___ Records shown

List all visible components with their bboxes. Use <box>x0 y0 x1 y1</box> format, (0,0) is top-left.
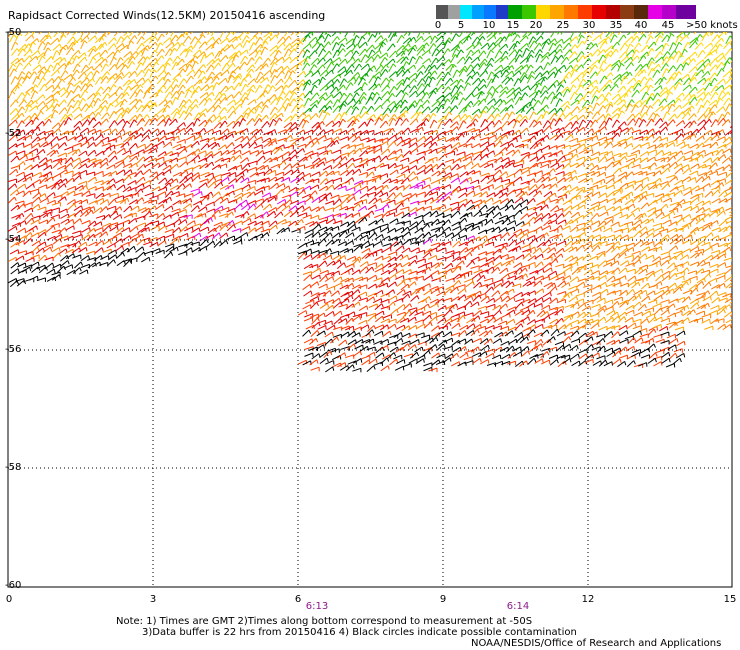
legend-label: 5 <box>457 20 465 31</box>
pass-time-label: 6:13 <box>305 601 329 612</box>
note-line-3: NOAA/NESDIS/Office of Research and Appli… <box>471 638 722 649</box>
legend-swatch <box>606 5 620 19</box>
legend-swatch <box>472 5 484 19</box>
lon-tick-label: 15 <box>723 594 737 605</box>
legend-label: 10 <box>482 20 496 31</box>
lat-tick-label: -52 <box>5 128 22 139</box>
legend-units: >50 knots <box>686 20 738 31</box>
lon-tick-label: 9 <box>439 594 447 605</box>
note-line-1: Note: 1) Times are GMT 2)Times along bot… <box>116 616 533 627</box>
lat-tick-label: -54 <box>5 234 22 245</box>
legend-swatch <box>662 5 676 19</box>
legend-swatch <box>496 5 508 19</box>
legend-label: 40 <box>634 20 648 31</box>
legend-swatch <box>550 5 564 19</box>
lat-tick-label: -50 <box>5 27 22 38</box>
legend-swatch <box>508 5 522 19</box>
legend-swatch <box>634 5 648 19</box>
lon-tick-label: 0 <box>5 594 13 605</box>
wind-barbs <box>8 32 732 373</box>
legend-swatch <box>648 5 662 19</box>
legend-swatch <box>536 5 550 19</box>
note-line-2: 3)Data buffer is 22 hrs from 20150416 4)… <box>142 627 577 638</box>
legend-label: 15 <box>506 20 520 31</box>
legend-swatch <box>436 5 448 19</box>
legend-label: 45 <box>661 20 675 31</box>
legend-swatch <box>460 5 472 19</box>
legend-swatch <box>676 5 696 19</box>
map-title: Rapidsact Corrected Winds(12.5KM) 201504… <box>8 9 326 22</box>
lat-tick-label: -56 <box>5 344 22 355</box>
legend-label: 30 <box>582 20 596 31</box>
legend-label: 20 <box>529 20 543 31</box>
legend-swatch <box>620 5 634 19</box>
lon-tick-label: 3 <box>149 594 157 605</box>
legend-swatch <box>564 5 578 19</box>
legend-swatch <box>592 5 606 19</box>
legend-swatch <box>484 5 496 19</box>
lon-tick-label: 6 <box>294 594 302 605</box>
legend-label: 35 <box>609 20 623 31</box>
lat-tick-label: -58 <box>5 462 22 473</box>
legend-label: 0 <box>434 20 442 31</box>
map-frame <box>7 31 733 588</box>
pass-time-label: 6:14 <box>506 601 530 612</box>
lon-tick-label: 12 <box>581 594 595 605</box>
lat-tick-label: -60 <box>5 580 22 591</box>
legend-swatch <box>522 5 536 19</box>
graticule <box>8 32 732 587</box>
legend-swatch <box>448 5 460 19</box>
legend-swatch <box>578 5 592 19</box>
legend-label: 25 <box>556 20 570 31</box>
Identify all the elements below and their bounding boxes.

______

What is needed:
Reproduce every line of the records above without any changes, but omit the pictures.

The response:
List all visible components with their bboxes. Use <box>x0 y0 x1 y1</box> format, (0,0) is top-left.
legend-label: 5 <box>457 20 465 31</box>
pass-time-label: 6:13 <box>305 601 329 612</box>
note-line-3: NOAA/NESDIS/Office of Research and Appli… <box>471 638 722 649</box>
legend-swatch <box>606 5 620 19</box>
legend-swatch <box>472 5 484 19</box>
lon-tick-label: 15 <box>723 594 737 605</box>
legend-label: 10 <box>482 20 496 31</box>
lat-tick-label: -52 <box>5 128 22 139</box>
legend-units: >50 knots <box>686 20 738 31</box>
lon-tick-label: 9 <box>439 594 447 605</box>
note-line-1: Note: 1) Times are GMT 2)Times along bot… <box>116 616 533 627</box>
lat-tick-label: -54 <box>5 234 22 245</box>
legend-swatch <box>662 5 676 19</box>
legend-swatch <box>496 5 508 19</box>
legend-label: 40 <box>634 20 648 31</box>
legend-swatch <box>550 5 564 19</box>
lat-tick-label: -50 <box>5 27 22 38</box>
legend-swatch <box>508 5 522 19</box>
legend-swatch <box>634 5 648 19</box>
lon-tick-label: 0 <box>5 594 13 605</box>
wind-barbs <box>8 32 732 373</box>
legend-swatch <box>648 5 662 19</box>
legend-swatch <box>536 5 550 19</box>
note-line-2: 3)Data buffer is 22 hrs from 20150416 4)… <box>142 627 577 638</box>
legend-label: 15 <box>506 20 520 31</box>
legend-swatch <box>436 5 448 19</box>
legend-label: 45 <box>661 20 675 31</box>
legend-swatch <box>460 5 472 19</box>
legend-swatch <box>676 5 696 19</box>
map-title: Rapidsact Corrected Winds(12.5KM) 201504… <box>8 9 326 22</box>
lat-tick-label: -56 <box>5 344 22 355</box>
legend-label: 30 <box>582 20 596 31</box>
legend-label: 20 <box>529 20 543 31</box>
legend-swatch <box>620 5 634 19</box>
lon-tick-label: 3 <box>149 594 157 605</box>
legend-swatch <box>564 5 578 19</box>
legend-swatch <box>592 5 606 19</box>
legend-swatch <box>484 5 496 19</box>
lon-tick-label: 6 <box>294 594 302 605</box>
legend-label: 35 <box>609 20 623 31</box>
lat-tick-label: -58 <box>5 462 22 473</box>
legend-label: 0 <box>434 20 442 31</box>
map-frame <box>7 31 733 588</box>
pass-time-label: 6:14 <box>506 601 530 612</box>
lon-tick-label: 12 <box>581 594 595 605</box>
lat-tick-label: -60 <box>5 580 22 591</box>
legend-swatch <box>522 5 536 19</box>
graticule <box>8 32 732 587</box>
legend-swatch <box>448 5 460 19</box>
legend-swatch <box>578 5 592 19</box>
legend-label: 25 <box>556 20 570 31</box>
Identify all the elements below and their bounding boxes.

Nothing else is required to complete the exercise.